= What you will do =
Report the number of lines where the string "ROAD" occurs, and write nothing else.

:: Given entries ::

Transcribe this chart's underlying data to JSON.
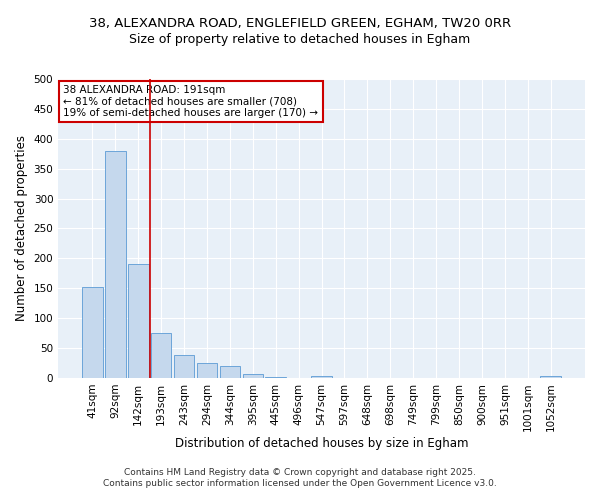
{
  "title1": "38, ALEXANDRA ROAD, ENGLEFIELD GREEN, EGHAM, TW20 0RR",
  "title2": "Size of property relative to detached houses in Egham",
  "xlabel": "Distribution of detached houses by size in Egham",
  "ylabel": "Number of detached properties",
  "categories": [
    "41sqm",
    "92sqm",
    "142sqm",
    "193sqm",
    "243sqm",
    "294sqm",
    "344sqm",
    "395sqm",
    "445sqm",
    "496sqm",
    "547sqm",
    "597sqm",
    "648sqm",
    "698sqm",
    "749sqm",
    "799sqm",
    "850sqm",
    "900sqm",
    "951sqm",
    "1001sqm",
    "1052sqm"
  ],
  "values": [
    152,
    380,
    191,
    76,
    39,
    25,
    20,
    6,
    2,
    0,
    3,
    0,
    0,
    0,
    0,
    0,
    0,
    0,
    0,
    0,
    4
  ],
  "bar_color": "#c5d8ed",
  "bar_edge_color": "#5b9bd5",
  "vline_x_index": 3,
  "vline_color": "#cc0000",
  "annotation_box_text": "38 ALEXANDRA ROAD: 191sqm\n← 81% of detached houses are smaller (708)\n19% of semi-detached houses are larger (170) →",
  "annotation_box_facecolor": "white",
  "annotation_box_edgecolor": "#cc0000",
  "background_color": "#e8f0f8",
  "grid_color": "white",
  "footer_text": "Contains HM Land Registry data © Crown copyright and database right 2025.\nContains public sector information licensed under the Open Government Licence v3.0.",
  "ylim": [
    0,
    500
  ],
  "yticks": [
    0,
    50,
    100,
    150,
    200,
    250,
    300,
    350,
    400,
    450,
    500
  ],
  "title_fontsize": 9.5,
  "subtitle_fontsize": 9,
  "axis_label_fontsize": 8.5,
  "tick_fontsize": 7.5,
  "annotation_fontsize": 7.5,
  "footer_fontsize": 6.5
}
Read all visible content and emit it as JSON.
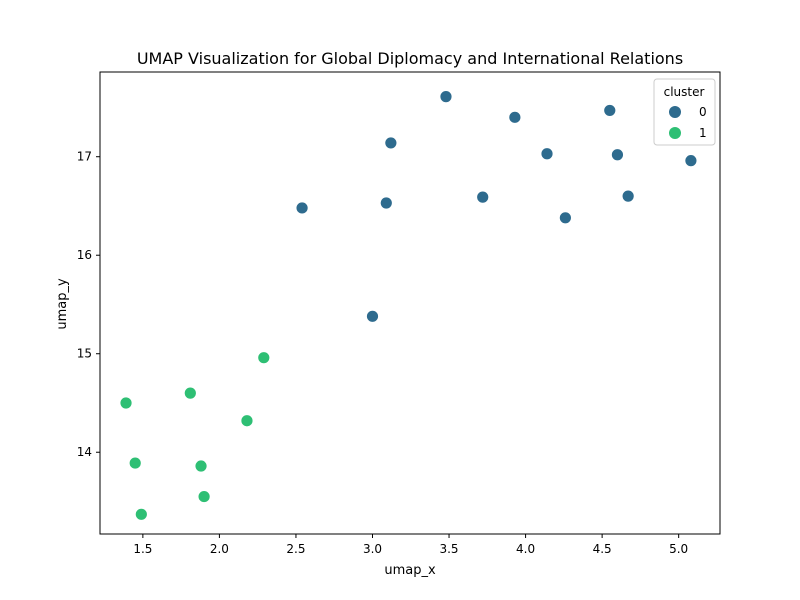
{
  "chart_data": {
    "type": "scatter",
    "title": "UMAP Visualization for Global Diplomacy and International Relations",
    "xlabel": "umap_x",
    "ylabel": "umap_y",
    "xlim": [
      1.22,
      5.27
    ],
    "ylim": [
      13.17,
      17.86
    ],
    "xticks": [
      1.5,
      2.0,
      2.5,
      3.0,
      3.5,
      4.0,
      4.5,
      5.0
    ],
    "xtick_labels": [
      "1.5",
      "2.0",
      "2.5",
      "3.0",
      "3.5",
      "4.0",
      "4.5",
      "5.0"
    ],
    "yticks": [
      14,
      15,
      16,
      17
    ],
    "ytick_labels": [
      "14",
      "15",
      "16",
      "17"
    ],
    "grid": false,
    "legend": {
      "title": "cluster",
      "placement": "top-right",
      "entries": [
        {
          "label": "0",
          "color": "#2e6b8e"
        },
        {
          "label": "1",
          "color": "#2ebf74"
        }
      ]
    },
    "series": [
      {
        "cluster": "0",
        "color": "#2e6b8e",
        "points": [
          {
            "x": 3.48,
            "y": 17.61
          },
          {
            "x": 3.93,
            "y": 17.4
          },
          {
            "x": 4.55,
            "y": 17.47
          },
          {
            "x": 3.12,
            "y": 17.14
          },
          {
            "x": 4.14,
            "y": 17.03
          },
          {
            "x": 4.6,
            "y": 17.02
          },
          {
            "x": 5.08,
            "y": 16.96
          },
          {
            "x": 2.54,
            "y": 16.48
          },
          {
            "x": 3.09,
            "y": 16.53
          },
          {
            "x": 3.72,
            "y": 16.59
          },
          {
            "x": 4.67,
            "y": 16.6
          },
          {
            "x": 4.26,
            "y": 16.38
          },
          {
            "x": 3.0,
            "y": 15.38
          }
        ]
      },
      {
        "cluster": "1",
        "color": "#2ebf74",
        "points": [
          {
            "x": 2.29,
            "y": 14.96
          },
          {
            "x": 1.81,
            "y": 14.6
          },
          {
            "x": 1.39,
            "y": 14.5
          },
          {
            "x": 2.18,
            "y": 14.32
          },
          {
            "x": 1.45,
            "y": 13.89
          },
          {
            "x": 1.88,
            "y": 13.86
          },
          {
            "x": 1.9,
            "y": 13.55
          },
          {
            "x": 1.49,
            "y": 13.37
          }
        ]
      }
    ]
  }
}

:::

= Written response =
2